(Layout dataset entries)
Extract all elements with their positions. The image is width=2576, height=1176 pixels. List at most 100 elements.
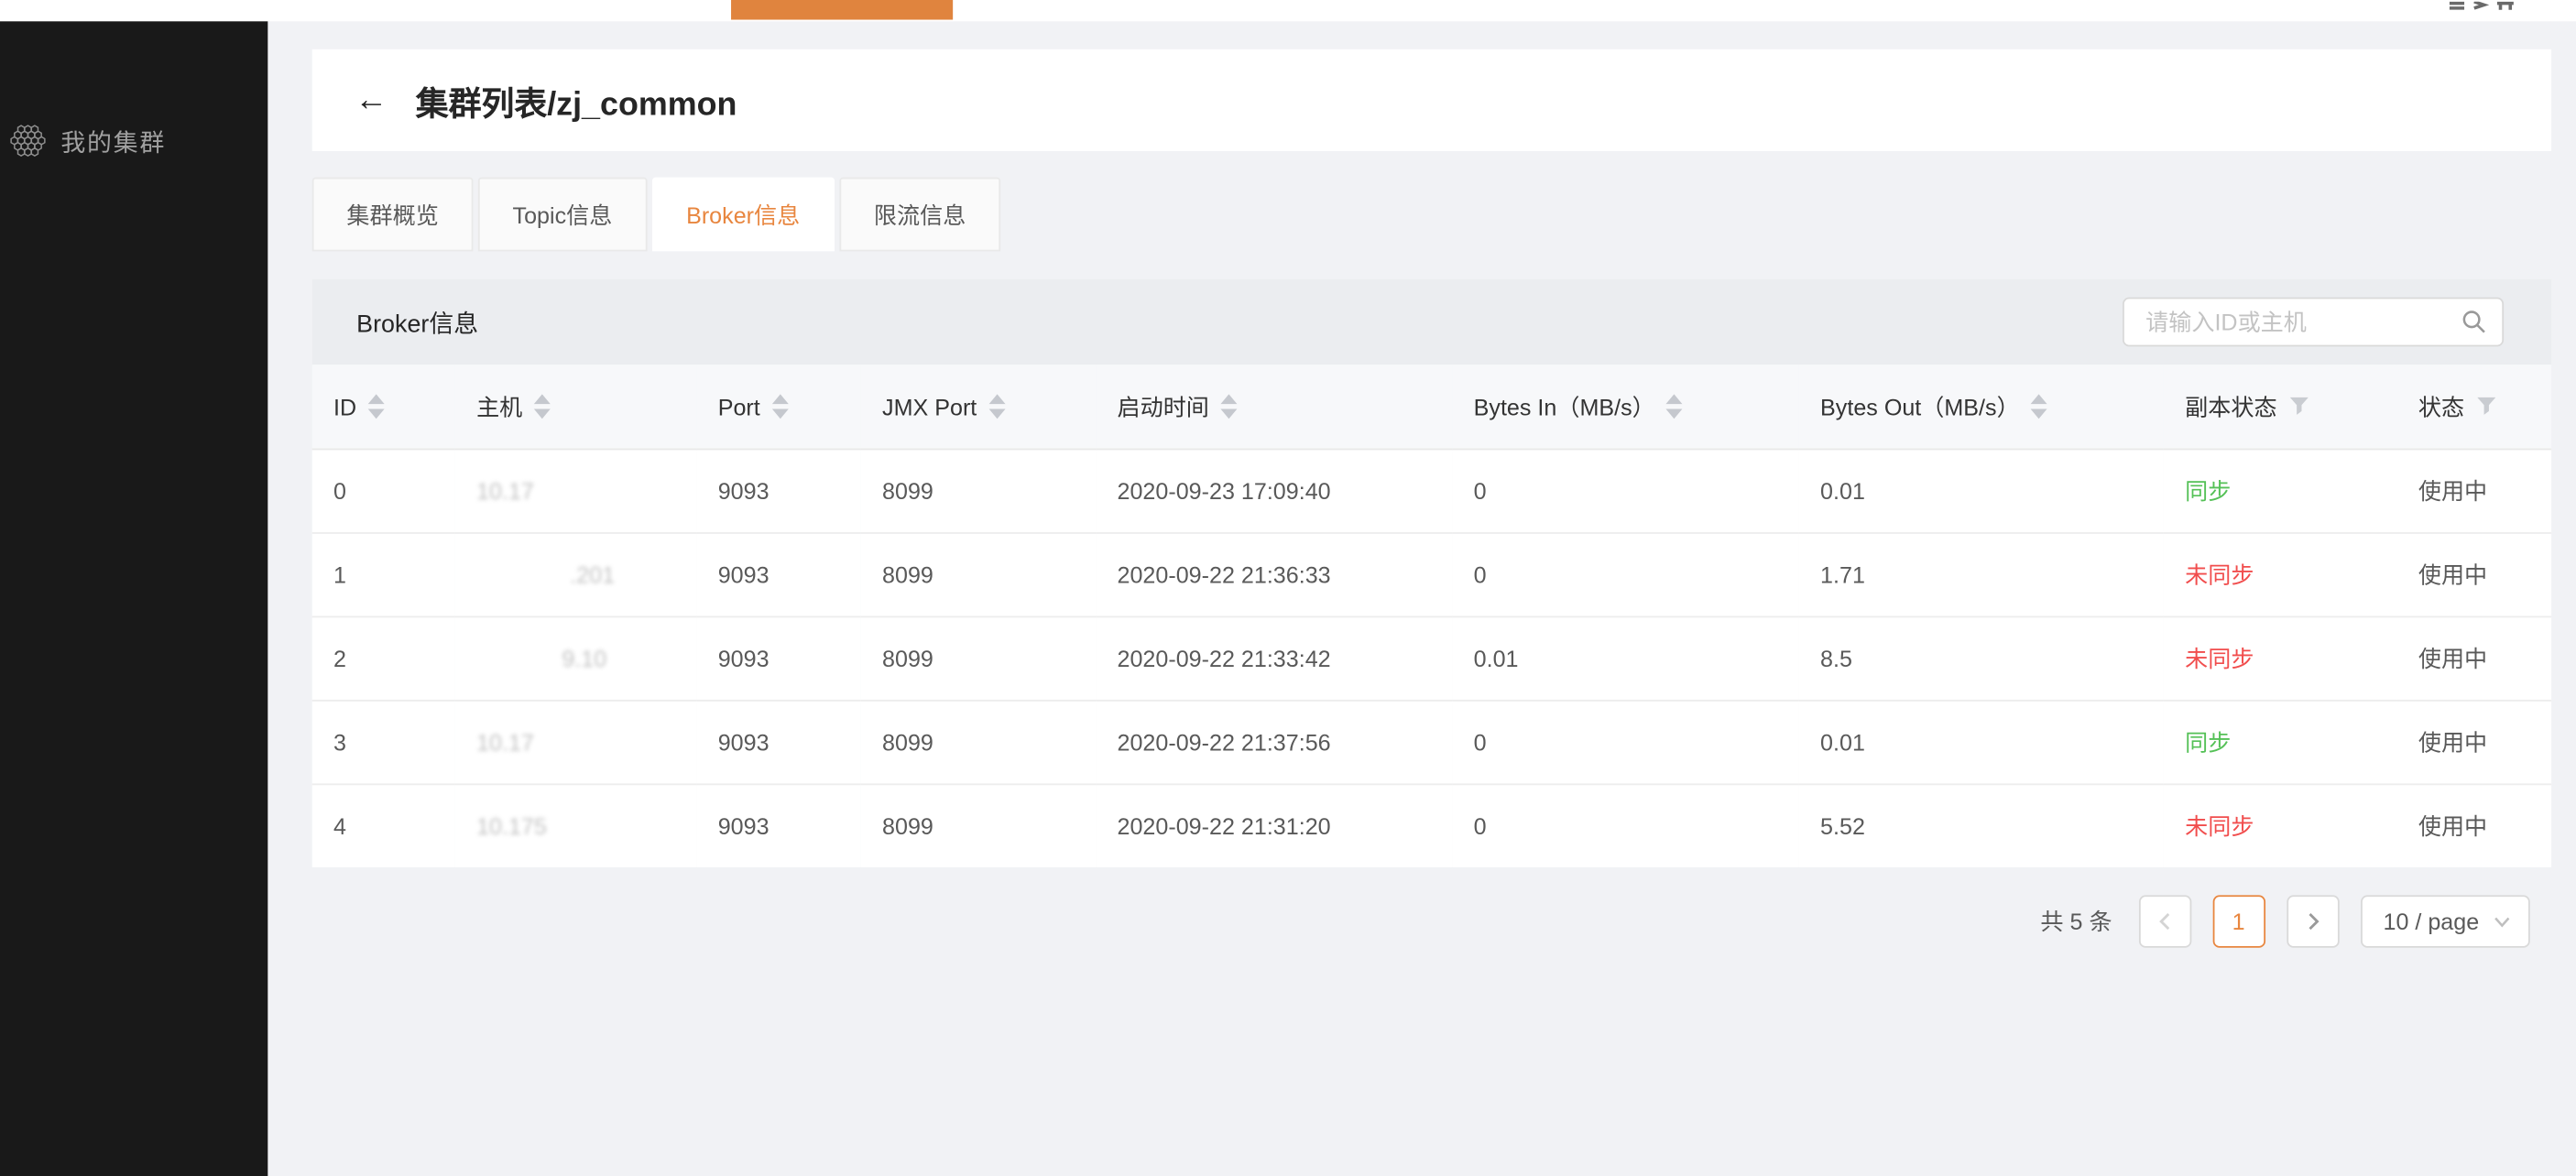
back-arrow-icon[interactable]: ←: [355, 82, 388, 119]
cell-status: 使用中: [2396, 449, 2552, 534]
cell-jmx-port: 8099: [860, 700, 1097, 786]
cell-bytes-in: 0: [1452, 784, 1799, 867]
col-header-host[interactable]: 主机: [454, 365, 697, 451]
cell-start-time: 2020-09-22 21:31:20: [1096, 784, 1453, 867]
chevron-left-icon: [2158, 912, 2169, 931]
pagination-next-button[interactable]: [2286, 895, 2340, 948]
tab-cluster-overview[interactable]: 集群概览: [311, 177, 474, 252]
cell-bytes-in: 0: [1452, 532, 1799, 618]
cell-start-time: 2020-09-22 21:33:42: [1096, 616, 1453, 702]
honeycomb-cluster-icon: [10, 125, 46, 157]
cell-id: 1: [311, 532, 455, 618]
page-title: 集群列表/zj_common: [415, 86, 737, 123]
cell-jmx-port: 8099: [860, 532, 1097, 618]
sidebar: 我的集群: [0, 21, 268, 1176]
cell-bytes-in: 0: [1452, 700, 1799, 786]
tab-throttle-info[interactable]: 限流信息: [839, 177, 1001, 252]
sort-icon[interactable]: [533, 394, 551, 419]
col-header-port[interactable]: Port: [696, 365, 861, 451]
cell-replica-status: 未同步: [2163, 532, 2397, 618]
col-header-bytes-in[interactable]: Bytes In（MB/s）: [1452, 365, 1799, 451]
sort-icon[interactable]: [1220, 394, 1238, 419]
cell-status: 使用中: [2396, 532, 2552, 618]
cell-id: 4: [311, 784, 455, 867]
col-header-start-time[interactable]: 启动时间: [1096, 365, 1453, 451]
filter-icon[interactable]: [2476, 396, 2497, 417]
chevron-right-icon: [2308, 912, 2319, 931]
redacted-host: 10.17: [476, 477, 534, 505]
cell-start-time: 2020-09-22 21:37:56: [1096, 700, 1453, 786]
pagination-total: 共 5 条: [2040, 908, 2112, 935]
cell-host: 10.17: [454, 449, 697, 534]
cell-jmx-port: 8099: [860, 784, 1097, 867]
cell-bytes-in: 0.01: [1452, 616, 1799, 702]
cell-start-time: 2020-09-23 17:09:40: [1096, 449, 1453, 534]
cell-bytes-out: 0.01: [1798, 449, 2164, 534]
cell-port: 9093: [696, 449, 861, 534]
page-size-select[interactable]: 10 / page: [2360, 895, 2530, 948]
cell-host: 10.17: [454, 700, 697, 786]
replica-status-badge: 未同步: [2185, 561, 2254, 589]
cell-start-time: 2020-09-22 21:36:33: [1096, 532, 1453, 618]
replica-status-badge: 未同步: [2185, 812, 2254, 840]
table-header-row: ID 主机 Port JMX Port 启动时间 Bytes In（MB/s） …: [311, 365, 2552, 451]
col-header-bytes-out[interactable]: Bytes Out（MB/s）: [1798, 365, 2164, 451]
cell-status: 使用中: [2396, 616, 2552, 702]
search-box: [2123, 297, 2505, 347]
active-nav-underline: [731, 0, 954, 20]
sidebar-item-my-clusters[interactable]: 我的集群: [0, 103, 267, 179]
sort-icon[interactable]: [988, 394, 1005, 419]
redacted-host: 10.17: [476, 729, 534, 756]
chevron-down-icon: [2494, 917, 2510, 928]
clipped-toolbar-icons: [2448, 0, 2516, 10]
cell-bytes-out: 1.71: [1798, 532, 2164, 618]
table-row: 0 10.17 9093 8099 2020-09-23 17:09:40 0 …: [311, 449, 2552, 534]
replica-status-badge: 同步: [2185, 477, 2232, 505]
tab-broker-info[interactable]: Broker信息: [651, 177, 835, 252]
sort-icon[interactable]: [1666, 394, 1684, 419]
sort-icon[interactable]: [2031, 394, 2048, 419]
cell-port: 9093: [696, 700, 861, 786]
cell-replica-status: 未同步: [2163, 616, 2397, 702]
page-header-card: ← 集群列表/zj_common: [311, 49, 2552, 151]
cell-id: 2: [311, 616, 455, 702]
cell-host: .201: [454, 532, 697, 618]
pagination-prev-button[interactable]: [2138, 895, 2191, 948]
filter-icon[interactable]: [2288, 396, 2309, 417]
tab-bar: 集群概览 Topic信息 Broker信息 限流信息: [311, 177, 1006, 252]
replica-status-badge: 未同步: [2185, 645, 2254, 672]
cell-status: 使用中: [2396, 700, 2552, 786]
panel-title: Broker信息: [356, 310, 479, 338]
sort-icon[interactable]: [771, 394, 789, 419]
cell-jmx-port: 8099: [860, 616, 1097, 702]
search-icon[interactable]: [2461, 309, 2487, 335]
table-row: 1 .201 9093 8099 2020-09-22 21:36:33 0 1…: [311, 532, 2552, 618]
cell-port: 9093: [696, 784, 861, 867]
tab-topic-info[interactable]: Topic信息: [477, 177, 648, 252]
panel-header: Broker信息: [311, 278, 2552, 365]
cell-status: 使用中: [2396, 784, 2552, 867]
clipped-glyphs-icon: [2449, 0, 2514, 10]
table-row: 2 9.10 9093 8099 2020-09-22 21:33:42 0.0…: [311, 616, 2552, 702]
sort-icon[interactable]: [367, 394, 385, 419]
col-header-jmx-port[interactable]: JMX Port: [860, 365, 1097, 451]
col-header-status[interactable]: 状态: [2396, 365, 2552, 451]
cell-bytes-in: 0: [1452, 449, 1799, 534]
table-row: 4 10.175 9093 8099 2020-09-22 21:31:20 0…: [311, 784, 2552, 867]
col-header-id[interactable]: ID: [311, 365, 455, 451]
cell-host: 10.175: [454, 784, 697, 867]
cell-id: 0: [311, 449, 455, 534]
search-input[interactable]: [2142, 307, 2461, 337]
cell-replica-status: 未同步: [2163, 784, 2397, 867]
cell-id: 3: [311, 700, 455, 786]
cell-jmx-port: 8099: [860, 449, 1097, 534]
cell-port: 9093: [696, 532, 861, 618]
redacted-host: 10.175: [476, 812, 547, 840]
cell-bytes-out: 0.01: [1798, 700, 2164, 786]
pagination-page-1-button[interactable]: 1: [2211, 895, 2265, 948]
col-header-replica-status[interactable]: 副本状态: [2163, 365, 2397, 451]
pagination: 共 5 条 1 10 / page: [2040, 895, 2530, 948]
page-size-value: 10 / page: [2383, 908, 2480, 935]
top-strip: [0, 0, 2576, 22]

==

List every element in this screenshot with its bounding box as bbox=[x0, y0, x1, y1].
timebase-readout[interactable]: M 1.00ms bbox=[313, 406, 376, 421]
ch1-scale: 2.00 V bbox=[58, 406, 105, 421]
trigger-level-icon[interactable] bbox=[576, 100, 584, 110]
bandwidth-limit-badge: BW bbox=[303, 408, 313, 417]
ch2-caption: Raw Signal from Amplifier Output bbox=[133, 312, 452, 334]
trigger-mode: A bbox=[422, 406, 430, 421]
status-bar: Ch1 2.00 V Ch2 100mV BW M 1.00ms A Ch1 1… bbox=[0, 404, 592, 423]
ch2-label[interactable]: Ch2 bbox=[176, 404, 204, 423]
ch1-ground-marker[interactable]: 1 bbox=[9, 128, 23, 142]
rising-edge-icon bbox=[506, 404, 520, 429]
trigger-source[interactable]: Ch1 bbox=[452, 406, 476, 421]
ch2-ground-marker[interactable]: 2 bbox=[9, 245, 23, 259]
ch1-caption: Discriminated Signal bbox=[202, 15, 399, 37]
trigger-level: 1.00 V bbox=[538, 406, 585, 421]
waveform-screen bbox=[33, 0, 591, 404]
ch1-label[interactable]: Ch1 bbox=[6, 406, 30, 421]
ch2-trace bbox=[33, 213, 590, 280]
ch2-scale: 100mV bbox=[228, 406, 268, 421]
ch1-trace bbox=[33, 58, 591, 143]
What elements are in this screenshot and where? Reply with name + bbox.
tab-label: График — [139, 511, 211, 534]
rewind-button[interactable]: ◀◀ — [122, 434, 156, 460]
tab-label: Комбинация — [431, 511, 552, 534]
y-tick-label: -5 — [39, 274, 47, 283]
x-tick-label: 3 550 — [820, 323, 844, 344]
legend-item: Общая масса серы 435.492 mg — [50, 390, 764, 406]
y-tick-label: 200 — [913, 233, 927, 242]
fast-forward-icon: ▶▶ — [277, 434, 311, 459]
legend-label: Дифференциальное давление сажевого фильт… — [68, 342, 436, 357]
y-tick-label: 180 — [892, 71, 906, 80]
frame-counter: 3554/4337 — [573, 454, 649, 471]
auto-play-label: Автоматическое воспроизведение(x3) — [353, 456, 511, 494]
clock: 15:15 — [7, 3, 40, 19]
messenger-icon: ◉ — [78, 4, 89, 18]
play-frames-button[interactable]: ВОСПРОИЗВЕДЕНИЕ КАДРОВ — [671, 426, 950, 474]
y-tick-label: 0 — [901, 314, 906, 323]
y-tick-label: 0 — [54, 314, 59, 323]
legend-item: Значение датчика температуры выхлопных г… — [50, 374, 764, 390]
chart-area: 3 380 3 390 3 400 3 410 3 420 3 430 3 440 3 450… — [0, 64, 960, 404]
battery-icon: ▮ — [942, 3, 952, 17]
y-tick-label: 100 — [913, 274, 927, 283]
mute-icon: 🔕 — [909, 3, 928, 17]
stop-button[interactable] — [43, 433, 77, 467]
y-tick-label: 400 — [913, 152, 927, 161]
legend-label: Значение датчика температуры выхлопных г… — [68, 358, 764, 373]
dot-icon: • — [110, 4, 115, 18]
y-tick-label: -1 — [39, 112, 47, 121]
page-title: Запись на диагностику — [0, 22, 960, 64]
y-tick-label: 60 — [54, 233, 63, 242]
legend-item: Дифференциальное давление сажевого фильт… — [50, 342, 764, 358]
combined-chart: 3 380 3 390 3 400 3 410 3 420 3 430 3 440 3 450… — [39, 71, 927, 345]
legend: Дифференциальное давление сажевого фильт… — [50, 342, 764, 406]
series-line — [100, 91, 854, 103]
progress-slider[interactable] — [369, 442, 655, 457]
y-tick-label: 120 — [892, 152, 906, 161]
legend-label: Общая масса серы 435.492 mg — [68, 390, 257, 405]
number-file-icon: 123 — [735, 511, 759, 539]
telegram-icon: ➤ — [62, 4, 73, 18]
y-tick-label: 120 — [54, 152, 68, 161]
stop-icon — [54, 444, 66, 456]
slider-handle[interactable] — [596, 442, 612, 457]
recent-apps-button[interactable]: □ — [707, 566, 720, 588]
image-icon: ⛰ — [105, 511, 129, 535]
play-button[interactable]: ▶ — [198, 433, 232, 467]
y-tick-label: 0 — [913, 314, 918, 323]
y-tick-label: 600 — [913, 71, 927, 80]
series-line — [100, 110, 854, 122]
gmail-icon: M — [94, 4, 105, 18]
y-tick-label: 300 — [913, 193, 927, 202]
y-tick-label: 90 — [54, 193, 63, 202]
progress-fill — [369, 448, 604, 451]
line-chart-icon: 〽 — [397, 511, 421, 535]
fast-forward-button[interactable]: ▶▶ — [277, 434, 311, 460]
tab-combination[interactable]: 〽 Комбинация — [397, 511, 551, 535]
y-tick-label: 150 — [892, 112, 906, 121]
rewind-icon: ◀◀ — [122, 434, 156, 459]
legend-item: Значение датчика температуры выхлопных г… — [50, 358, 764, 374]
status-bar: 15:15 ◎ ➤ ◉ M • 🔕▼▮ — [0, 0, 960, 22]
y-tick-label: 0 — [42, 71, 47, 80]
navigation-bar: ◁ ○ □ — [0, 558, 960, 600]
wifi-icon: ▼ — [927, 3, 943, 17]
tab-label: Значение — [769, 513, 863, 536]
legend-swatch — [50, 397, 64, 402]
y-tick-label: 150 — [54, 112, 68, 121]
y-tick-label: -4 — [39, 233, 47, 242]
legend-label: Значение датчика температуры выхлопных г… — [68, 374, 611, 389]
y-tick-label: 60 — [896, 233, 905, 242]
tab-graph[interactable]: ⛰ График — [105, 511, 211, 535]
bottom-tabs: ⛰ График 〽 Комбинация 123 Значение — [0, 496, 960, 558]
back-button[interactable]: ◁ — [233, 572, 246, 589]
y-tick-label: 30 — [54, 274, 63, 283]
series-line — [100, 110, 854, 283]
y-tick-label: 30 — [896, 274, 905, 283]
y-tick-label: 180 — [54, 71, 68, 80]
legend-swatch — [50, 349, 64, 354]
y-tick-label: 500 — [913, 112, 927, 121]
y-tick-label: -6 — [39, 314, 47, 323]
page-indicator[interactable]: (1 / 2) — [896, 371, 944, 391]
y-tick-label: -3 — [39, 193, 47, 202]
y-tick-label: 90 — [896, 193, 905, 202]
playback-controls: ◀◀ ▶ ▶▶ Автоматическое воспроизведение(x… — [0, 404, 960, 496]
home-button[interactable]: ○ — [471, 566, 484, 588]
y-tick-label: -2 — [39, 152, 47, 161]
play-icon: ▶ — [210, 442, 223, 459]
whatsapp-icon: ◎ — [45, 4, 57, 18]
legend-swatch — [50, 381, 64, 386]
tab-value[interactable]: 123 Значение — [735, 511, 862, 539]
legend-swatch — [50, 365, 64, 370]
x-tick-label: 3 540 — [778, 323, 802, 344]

EXERCISE DESCRIPTION:
Give the lines as a JSON list of strings, one string per line and no blank lines, starting at the line that contains "List every element" and ending after the line that contains "bandwidth-limit-badge: BW bbox=[303, 408, 313, 417]".

RESPONSE TO THIS EXERCISE:
[
  "List every element in this screenshot with its bounding box as bbox=[x0, y0, x1, y1].",
  "timebase-readout[interactable]: M 1.00ms bbox=[313, 406, 376, 421]",
  "ch1-scale: 2.00 V bbox=[58, 406, 105, 421]",
  "trigger-level-icon[interactable] bbox=[576, 100, 584, 110]",
  "bandwidth-limit-badge: BW bbox=[303, 408, 313, 417]"
]